Prepaid cards have been at the heart of several data breaches in recent years because their traits can make them easier for fraudsters to exploit.

But overall, prepaid cards are as safe as any other payment instrument available to consumers, industry experts say.

Last week's arrests in a $45 million ATM cash-out scheme involved prepaid card accounts handled by two processors later identified as enStage and ElectraCard. A breach at Fidelity National Information Services in 2011 and one at WorldPay in 2009 also involved prepaid cards.

"The difference with prepaid cards [from other payment cards] is they can be bought anonymously, and are not necessarily registered with a bank," says Madeline K. Aufseeser, senior analyst with Boston-based Aite Group.

A consumer can buy a prepaid card, load money onto it and then use it for a short period of time to take money from it, all before being required to register the card, Aufseeser says.

| What to do |
1. List every company or organization named in the prepaid card text.
2. In the prepaid card text, what is Madeline K. Aufseeser's position?
3. Please extend the article on prepaid card safety past its final paragraph.

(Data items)

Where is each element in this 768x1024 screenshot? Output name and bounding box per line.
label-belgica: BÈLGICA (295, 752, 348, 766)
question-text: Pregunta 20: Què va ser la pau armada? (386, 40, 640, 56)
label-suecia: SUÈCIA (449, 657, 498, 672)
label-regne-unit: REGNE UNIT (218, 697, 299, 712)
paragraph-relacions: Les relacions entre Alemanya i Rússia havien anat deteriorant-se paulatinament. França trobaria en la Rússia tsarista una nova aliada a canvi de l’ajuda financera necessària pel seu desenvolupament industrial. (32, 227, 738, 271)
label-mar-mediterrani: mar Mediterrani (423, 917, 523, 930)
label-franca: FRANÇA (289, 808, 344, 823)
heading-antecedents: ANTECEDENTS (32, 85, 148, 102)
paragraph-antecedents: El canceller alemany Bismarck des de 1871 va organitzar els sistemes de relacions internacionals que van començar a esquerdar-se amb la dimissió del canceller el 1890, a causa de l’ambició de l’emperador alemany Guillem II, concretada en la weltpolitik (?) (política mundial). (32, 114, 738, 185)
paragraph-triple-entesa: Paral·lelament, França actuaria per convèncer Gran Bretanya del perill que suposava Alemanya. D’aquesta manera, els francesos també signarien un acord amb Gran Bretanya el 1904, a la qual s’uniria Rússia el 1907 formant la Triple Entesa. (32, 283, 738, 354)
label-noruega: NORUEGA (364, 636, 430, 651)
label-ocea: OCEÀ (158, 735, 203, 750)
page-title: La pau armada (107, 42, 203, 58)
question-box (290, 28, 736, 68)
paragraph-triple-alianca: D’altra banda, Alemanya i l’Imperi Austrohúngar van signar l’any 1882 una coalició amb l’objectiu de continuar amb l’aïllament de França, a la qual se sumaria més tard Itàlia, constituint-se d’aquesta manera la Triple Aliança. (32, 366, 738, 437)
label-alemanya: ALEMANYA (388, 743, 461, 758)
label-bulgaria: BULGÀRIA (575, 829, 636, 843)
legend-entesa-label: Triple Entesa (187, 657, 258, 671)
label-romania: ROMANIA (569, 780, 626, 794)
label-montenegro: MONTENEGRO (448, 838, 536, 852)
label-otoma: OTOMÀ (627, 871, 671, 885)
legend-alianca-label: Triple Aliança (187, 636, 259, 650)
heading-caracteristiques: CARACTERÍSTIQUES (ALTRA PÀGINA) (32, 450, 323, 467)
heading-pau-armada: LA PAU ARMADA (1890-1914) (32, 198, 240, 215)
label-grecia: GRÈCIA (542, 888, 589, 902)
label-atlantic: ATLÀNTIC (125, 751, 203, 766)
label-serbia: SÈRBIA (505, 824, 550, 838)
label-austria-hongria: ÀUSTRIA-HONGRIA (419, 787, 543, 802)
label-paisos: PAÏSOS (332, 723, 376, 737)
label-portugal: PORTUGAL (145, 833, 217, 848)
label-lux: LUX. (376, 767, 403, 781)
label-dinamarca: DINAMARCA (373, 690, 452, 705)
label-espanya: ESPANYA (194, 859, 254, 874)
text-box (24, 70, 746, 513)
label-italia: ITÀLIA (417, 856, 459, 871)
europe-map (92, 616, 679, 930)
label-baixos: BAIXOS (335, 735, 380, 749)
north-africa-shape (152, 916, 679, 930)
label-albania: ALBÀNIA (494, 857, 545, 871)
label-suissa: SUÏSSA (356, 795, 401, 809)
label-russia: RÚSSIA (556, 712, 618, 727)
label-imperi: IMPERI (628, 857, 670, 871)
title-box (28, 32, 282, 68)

| Per-task outputs |
1. enStage, ElectraCard, Fidelity National Information Services, WorldPay, Aite Group

2. She is a senior analyst with Boston-based Aite Group.

3.
"So, it's not the card itself, but the way it can be used as a tool to get money," she says.

The recent incident involved withdrawals from ATMs in as many as 27 countries, but according to the Brooklyn Federal Court indictment, the scheme involved only 12 prepaid card accounts at one bank and one account at the other bank.

Each country has different guidelines for prepaid accounts, and the banks targeted in this particular incident were from Oman and the United Arab Emirates.

In the U.S., banks set limits on the amount of money a prepaid account can hold, as well as how many withdrawals a customer can make per day at an ATM based on the customer's credit rating and past history with the bank, Aufseeser says.

In the most recent incident, hackers are suspected of accessing the processors' databases to eliminate those limitations on the compromised accounts. The individuals arrested are accused of cashing out the compromised accounts.

Because prepaid accounts are more popular with consumers, the cards represent a "new player" in the payments field, says Aleia Van Dyke, a payments analyst for Javelin Strategy and Research.

As such, security "growing pains" with prepaid cards will exist, Van Dyke says. "There are numerous cards out there that may not have the safeguards of others."

However, fraudsters still pay more attention to credit and debit cards, she says.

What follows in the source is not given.